[Begin Extracted records]
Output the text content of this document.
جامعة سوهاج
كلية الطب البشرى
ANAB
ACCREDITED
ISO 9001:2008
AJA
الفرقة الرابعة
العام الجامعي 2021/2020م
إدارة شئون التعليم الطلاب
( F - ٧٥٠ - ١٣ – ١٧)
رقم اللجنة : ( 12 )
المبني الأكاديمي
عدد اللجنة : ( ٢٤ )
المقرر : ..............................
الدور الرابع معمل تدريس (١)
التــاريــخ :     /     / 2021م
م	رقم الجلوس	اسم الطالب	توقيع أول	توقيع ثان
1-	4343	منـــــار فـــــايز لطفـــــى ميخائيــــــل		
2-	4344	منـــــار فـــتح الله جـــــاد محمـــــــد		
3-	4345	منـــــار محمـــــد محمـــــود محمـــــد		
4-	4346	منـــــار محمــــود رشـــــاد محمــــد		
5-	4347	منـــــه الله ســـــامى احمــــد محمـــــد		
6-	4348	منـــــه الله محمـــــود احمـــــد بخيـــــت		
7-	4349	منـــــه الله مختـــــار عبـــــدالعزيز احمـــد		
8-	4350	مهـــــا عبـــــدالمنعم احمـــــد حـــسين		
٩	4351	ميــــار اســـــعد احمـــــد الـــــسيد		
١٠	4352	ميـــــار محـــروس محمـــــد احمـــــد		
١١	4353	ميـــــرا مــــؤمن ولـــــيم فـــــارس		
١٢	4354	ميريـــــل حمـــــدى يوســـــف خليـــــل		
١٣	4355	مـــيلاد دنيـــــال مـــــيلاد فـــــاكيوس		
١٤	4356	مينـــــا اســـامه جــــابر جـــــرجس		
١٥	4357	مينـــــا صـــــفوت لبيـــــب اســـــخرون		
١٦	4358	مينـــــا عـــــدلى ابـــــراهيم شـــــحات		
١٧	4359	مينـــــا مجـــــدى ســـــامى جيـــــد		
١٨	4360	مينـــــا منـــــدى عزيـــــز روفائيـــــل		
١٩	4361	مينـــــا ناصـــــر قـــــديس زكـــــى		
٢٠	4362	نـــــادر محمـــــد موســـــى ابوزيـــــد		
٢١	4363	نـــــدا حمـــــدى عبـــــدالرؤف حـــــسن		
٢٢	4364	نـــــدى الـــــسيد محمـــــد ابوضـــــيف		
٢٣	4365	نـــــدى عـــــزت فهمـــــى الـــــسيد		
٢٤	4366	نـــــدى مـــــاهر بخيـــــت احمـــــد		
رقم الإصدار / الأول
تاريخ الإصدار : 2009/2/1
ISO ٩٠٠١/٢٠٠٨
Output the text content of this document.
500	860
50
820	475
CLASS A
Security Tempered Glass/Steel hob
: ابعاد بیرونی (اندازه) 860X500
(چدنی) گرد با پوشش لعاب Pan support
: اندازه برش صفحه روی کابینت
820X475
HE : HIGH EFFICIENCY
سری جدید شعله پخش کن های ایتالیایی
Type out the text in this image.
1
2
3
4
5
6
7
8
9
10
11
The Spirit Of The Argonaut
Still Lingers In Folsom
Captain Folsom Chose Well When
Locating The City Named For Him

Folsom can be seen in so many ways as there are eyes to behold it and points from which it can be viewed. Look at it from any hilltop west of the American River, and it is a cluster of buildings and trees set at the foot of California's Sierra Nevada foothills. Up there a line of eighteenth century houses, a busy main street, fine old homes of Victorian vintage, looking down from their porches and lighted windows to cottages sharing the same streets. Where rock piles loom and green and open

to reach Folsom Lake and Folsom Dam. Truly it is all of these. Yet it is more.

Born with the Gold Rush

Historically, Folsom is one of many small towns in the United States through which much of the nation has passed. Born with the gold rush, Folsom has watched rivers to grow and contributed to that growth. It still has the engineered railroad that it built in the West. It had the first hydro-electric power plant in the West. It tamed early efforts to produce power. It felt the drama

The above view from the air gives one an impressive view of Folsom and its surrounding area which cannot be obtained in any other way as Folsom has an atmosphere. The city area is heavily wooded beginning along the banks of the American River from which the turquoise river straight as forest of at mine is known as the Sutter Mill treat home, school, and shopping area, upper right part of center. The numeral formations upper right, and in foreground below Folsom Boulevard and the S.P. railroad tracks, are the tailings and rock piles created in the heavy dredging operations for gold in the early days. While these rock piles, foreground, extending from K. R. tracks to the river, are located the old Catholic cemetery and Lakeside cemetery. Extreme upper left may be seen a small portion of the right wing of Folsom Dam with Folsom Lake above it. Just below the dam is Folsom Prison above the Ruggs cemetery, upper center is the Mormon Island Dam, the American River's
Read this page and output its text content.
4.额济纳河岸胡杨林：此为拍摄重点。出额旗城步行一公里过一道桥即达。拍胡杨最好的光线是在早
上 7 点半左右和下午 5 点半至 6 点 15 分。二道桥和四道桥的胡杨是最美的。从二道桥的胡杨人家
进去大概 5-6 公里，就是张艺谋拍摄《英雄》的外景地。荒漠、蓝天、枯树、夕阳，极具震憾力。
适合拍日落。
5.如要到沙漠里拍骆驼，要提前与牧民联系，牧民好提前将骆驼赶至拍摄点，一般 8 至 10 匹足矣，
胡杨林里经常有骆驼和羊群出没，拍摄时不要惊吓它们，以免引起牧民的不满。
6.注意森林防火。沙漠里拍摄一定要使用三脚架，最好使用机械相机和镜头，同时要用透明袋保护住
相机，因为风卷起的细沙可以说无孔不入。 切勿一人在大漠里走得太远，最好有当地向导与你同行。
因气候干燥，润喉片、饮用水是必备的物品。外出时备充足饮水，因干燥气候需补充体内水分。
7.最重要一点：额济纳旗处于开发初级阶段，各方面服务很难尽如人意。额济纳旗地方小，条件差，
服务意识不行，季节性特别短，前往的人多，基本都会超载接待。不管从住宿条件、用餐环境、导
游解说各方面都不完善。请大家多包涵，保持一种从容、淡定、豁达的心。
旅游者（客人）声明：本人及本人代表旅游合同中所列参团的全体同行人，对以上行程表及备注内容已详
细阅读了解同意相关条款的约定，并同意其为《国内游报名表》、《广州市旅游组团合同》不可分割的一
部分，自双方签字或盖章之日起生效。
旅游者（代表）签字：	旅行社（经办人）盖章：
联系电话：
[End Extracted records]
Quote the data above in full, changing nothing.

Output the text content of this document.
جامعة سوهاج
كلية الطب البشرى
ANAB
ACCREDITED
ISO 9001:2008
AJA
الفرقة الرابعة
العام الجامعي 2021/2020م
إدارة شئون التعليم الطلاب
( F - ٧٥٠ - ١٣ – ١٧)
رقم اللجنة : ( 12 )
المبني الأكاديمي
عدد اللجنة : ( ٢٤ )
المقرر : ..............................
الدور الرابع معمل تدريس (١)
التــاريــخ :     /     / 2021م
م	رقم الجلوس	اسم الطالب	توقيع أول	توقيع ثان
1-	4343	منـــــار فـــــايز لطفـــــى ميخائيــــــل		
2-	4344	منـــــار فـــتح الله جـــــاد محمـــــــد		
3-	4345	منـــــار محمـــــد محمـــــود محمـــــد		
4-	4346	منـــــار محمــــود رشـــــاد محمــــد		
5-	4347	منـــــه الله ســـــامى احمــــد محمـــــد		
6-	4348	منـــــه الله محمـــــود احمـــــد بخيـــــت		
7-	4349	منـــــه الله مختـــــار عبـــــدالعزيز احمـــد		
8-	4350	مهـــــا عبـــــدالمنعم احمـــــد حـــسين		
٩	4351	ميــــار اســـــعد احمـــــد الـــــسيد		
١٠	4352	ميـــــار محـــروس محمـــــد احمـــــد		
١١	4353	ميـــــرا مــــؤمن ولـــــيم فـــــارس		
١٢	4354	ميريـــــل حمـــــدى يوســـــف خليـــــل		
١٣	4355	مـــيلاد دنيـــــال مـــــيلاد فـــــاكيوس		
١٤	4356	مينـــــا اســـامه جــــابر جـــــرجس		
١٥	4357	مينـــــا صـــــفوت لبيـــــب اســـــخرون		
١٦	4358	مينـــــا عـــــدلى ابـــــراهيم شـــــحات		
١٧	4359	مينـــــا مجـــــدى ســـــامى جيـــــد		
١٨	4360	مينـــــا منـــــدى عزيـــــز روفائيـــــل		
١٩	4361	مينـــــا ناصـــــر قـــــديس زكـــــى		
٢٠	4362	نـــــادر محمـــــد موســـــى ابوزيـــــد		
٢١	4363	نـــــدا حمـــــدى عبـــــدالرؤف حـــــسن		
٢٢	4364	نـــــدى الـــــسيد محمـــــد ابوضـــــيف		
٢٣	4365	نـــــدى عـــــزت فهمـــــى الـــــسيد		
٢٤	4366	نـــــدى مـــــاهر بخيـــــت احمـــــد		
رقم الإصدار / الأول
تاريخ الإصدار : 2009/2/1
ISO ٩٠٠١/٢٠٠٨
Output the text content of this document.
500	860
50
820	475
CLASS A
Security Tempered Glass/Steel hob
: ابعاد بیرونی (اندازه) 860X500
(چدنی) گرد با پوشش لعاب Pan support
: اندازه برش صفحه روی کابینت
820X475
HE : HIGH EFFICIENCY
سری جدید شعله پخش کن های ایتالیایی
Type out the text in this image.
1
2
3
4
5
6
7
8
9
10
11
The Spirit Of The Argonaut
Still Lingers In Folsom
Captain Folsom Chose Well When
Locating The City Named For Him

Folsom can be seen in so many ways as there are eyes to behold it and points from which it can be viewed. Look at it from any hilltop west of the American River, and it is a cluster of buildings and trees set at the foot of California's Sierra Nevada foothills. Up there a line of eighteenth century houses, a busy main street, fine old homes of Victorian vintage, looking down from their porches and lighted windows to cottages sharing the same streets. Where rock piles loom and green and open

to reach Folsom Lake and Folsom Dam. Truly it is all of these. Yet it is more.

Born with the Gold Rush

Historically, Folsom is one of many small towns in the United States through which much of the nation has passed. Born with the gold rush, Folsom has watched rivers to grow and contributed to that growth. It still has the engineered railroad that it built in the West. It had the first hydro-electric power plant in the West. It tamed early efforts to produce power. It felt the drama

The above view from the air gives one an impressive view of Folsom and its surrounding area which cannot be obtained in any other way as Folsom has an atmosphere. The city area is heavily wooded beginning along the banks of the American River from which the turquoise river straight as forest of at mine is known as the Sutter Mill treat home, school, and shopping area, upper right part of center. The numeral formations upper right, and in foreground below Folsom Boulevard and the S.P. railroad tracks, are the tailings and rock piles created in the heavy dredging operations for gold in the early days. While these rock piles, foreground, extending from K. R. tracks to the river, are located the old Catholic cemetery and Lakeside cemetery. Extreme upper left may be seen a small portion of the right wing of Folsom Dam with Folsom Lake above it. Just below the dam is Folsom Prison above the Ruggs cemetery, upper center is the Mormon Island Dam, the American River's
Read this page and output its text content.
4.额济纳河岸胡杨林：此为拍摄重点。出额旗城步行一公里过一道桥即达。拍胡杨最好的光线是在早
上 7 点半左右和下午 5 点半至 6 点 15 分。二道桥和四道桥的胡杨是最美的。从二道桥的胡杨人家
进去大概 5-6 公里，就是张艺谋拍摄《英雄》的外景地。荒漠、蓝天、枯树、夕阳，极具震憾力。
适合拍日落。
5.如要到沙漠里拍骆驼，要提前与牧民联系，牧民好提前将骆驼赶至拍摄点，一般 8 至 10 匹足矣，
胡杨林里经常有骆驼和羊群出没，拍摄时不要惊吓它们，以免引起牧民的不满。
6.注意森林防火。沙漠里拍摄一定要使用三脚架，最好使用机械相机和镜头，同时要用透明袋保护住
相机，因为风卷起的细沙可以说无孔不入。 切勿一人在大漠里走得太远，最好有当地向导与你同行。
因气候干燥，润喉片、饮用水是必备的物品。外出时备充足饮水，因干燥气候需补充体内水分。
7.最重要一点：额济纳旗处于开发初级阶段，各方面服务很难尽如人意。额济纳旗地方小，条件差，
服务意识不行，季节性特别短，前往的人多，基本都会超载接待。不管从住宿条件、用餐环境、导
游解说各方面都不完善。请大家多包涵，保持一种从容、淡定、豁达的心。
旅游者（客人）声明：本人及本人代表旅游合同中所列参团的全体同行人，对以上行程表及备注内容已详
细阅读了解同意相关条款的约定，并同意其为《国内游报名表》、《广州市旅游组团合同》不可分割的一
部分，自双方签字或盖章之日起生效。
旅游者（代表）签字：	旅行社（经办人）盖章：
联系电话：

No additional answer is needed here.